What the task asks -> Give the data a second time, exactly and in full.

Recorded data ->

++++++

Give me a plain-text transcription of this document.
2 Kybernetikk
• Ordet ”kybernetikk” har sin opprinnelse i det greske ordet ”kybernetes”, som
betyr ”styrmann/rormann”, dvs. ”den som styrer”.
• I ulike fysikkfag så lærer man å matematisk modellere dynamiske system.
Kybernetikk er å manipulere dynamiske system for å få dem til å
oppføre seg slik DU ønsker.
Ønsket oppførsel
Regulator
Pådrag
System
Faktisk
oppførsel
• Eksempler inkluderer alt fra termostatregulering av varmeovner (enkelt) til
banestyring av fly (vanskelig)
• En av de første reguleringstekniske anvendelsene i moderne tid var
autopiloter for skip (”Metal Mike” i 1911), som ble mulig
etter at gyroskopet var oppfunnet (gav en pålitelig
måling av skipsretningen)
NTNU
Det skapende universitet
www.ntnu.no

++++++

Solution to the exercise ->
Give me a plain-text transcription of this document.
2 Kybernetikk
• Ordet ”kybernetikk” har sin opprinnelse i det greske ordet ”kybernetes”, som
betyr ”styrmann/rormann”, dvs. ”den som styrer”.
• I ulike fysikkfag så lærer man å matematisk modellere dynamiske system.
Kybernetikk er å manipulere dynamiske system for å få dem til å
oppføre seg slik DU ønsker.
Ønsket oppførsel
Regulator
Pådrag
System
Faktisk
oppførsel
• Eksempler inkluderer alt fra termostatregulering av varmeovner (enkelt) til
banestyring av fly (vanskelig)
• En av de første reguleringstekniske anvendelsene i moderne tid var
autopiloter for skip (”Metal Mike” i 1911), som ble mulig
etter at gyroskopet var oppfunnet (gav en pålitelig
måling av skipsretningen)
NTNU
Det skapende universitet
www.ntnu.no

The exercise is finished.